OBJECTIVE - Reproduce every line in the listing that contains the word "ALWAYS".

MATERIAL FOR THE TASK -
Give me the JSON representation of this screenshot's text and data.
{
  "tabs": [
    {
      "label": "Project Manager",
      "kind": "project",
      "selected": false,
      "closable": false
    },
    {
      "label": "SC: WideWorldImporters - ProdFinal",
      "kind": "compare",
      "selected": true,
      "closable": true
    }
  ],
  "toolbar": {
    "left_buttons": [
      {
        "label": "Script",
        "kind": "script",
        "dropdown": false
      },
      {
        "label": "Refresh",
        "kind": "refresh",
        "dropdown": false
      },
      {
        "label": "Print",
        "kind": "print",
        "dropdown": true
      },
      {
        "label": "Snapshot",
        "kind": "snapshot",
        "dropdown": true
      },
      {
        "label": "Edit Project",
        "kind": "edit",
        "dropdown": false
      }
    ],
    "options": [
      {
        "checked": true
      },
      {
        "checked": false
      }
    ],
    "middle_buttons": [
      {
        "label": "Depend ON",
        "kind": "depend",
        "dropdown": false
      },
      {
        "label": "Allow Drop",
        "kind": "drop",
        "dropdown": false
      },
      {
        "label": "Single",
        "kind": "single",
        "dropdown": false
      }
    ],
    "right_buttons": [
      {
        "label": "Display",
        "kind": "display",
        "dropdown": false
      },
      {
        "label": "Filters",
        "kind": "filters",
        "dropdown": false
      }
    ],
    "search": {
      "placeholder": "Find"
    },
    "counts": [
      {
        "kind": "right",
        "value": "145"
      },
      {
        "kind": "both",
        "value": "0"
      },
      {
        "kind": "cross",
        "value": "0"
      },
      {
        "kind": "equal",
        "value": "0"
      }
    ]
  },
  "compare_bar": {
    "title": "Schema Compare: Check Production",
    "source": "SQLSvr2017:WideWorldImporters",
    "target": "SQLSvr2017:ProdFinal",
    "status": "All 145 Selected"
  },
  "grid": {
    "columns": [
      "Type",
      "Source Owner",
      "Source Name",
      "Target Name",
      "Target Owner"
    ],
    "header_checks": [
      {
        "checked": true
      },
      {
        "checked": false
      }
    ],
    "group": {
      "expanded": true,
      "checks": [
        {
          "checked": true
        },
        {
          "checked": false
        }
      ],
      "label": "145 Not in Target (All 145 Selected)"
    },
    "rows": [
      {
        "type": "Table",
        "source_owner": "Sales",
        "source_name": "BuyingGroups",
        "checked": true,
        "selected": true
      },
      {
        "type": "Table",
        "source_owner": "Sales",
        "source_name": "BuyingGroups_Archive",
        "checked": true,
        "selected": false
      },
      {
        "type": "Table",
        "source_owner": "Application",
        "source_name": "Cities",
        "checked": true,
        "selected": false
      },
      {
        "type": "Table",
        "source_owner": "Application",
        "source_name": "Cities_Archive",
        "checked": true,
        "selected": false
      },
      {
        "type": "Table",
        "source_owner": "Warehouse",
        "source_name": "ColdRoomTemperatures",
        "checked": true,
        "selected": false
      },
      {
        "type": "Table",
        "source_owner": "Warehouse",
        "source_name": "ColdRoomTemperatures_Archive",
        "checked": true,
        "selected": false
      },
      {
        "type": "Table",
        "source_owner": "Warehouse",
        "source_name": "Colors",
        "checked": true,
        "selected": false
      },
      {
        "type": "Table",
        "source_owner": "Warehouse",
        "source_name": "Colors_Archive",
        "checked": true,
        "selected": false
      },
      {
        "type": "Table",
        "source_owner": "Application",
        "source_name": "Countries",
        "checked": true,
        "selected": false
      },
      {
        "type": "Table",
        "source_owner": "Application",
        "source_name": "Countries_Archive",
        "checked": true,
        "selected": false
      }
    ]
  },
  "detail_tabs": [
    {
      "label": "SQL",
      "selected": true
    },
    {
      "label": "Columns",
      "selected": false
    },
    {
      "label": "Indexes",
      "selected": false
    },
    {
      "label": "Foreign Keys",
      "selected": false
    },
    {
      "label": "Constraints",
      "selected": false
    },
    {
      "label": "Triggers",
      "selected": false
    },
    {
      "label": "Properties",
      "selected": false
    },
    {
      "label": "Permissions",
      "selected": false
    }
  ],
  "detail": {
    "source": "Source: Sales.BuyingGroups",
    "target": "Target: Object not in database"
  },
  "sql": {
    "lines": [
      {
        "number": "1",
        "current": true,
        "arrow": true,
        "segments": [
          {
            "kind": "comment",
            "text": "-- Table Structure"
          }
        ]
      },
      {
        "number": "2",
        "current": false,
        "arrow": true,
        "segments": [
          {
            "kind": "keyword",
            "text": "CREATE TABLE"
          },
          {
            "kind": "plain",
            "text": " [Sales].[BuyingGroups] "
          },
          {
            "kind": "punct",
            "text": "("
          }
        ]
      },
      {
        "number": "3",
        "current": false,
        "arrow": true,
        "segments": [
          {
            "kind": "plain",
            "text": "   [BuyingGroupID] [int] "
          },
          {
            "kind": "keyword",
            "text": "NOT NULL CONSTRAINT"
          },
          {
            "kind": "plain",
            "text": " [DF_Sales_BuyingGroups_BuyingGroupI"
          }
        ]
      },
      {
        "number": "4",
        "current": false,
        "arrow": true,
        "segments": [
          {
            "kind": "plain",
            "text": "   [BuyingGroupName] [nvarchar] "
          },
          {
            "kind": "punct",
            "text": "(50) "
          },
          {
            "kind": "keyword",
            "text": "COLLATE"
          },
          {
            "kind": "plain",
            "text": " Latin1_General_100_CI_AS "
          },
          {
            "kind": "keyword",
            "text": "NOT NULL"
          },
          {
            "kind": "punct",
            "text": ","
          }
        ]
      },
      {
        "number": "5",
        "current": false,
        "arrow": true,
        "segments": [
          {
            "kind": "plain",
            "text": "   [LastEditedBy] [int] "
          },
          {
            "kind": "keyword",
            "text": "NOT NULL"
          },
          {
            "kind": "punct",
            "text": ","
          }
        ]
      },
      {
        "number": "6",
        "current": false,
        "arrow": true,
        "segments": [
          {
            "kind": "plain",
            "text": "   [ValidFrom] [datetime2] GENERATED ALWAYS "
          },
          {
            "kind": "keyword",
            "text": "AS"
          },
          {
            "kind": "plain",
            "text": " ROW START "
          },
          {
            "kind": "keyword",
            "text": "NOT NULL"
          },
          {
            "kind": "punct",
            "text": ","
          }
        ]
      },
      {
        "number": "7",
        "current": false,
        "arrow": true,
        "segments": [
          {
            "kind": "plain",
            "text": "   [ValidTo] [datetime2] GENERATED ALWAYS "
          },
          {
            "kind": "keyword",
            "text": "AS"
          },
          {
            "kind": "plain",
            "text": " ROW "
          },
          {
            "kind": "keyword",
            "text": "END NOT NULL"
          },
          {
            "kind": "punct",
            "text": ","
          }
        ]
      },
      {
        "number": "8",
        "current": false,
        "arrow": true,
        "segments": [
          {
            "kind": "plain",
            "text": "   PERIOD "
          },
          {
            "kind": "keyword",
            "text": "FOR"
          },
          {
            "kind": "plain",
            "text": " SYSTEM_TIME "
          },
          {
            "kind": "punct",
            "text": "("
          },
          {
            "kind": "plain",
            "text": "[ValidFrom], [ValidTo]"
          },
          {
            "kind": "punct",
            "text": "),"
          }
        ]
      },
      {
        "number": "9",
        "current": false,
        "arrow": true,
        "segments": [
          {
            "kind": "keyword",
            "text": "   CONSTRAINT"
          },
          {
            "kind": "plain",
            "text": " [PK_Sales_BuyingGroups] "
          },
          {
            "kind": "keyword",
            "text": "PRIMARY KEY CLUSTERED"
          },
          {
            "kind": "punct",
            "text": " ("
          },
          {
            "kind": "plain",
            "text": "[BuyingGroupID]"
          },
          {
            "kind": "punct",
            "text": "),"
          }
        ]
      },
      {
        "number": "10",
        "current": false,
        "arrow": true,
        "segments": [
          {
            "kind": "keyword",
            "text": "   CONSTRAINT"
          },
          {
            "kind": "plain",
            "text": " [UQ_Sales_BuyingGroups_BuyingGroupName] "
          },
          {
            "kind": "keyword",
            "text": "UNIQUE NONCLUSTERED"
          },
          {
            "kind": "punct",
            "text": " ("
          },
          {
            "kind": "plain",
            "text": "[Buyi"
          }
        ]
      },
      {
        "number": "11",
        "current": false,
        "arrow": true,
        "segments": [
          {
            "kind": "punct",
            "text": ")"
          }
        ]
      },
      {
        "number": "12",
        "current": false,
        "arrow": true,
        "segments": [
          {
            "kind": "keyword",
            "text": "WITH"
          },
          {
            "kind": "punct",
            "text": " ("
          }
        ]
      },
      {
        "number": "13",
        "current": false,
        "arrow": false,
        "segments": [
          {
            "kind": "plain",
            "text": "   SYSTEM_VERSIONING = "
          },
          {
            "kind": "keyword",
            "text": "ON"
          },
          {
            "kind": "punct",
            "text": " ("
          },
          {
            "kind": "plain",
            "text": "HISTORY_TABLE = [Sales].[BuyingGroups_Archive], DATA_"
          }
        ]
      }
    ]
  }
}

PROBLEM SOLUTION -
            "text": "   [ValidFrom] [datetime2] GENERATED ALWAYS "
            "text": "   [ValidTo] [datetime2] GENERATED ALWAYS "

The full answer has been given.